ENTRIES SUPPLIED:
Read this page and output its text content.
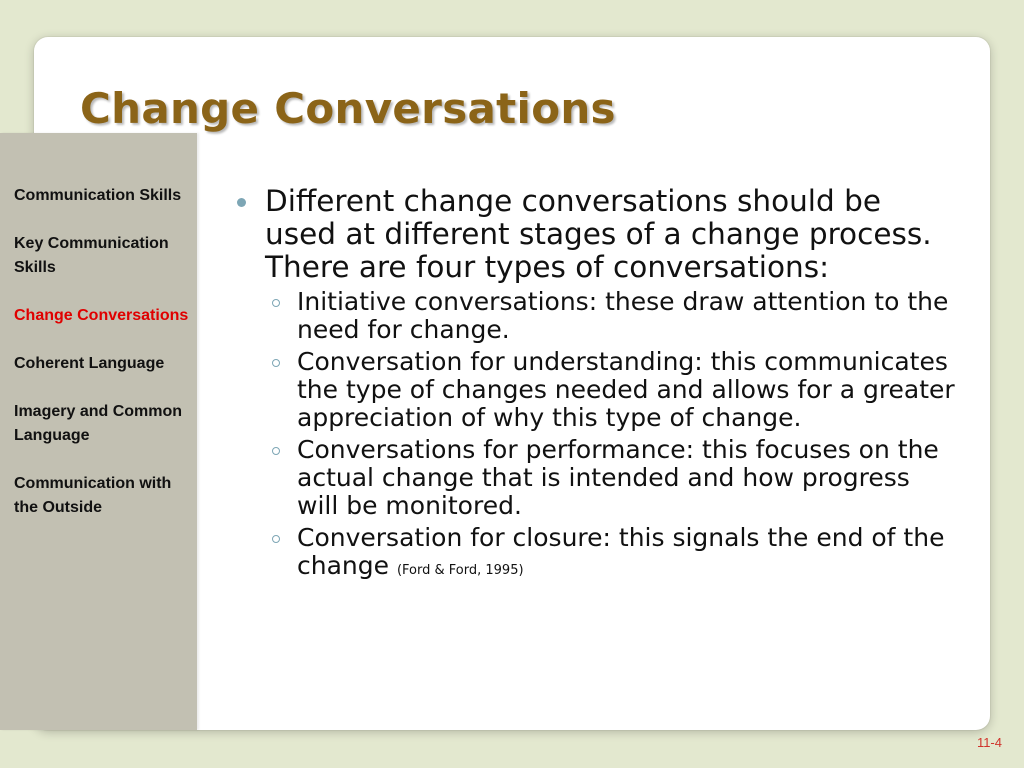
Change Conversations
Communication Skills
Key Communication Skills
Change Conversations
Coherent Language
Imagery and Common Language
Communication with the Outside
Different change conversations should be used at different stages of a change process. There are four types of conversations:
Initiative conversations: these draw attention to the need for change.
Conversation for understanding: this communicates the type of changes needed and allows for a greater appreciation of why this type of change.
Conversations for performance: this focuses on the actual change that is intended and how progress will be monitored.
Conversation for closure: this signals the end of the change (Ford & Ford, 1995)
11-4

EXERCISE DIRECTIONS:
Tally the lines in the entries above that hold the word "Language". Reply with nothing but that count.

PROBLEM SOLUTION:
2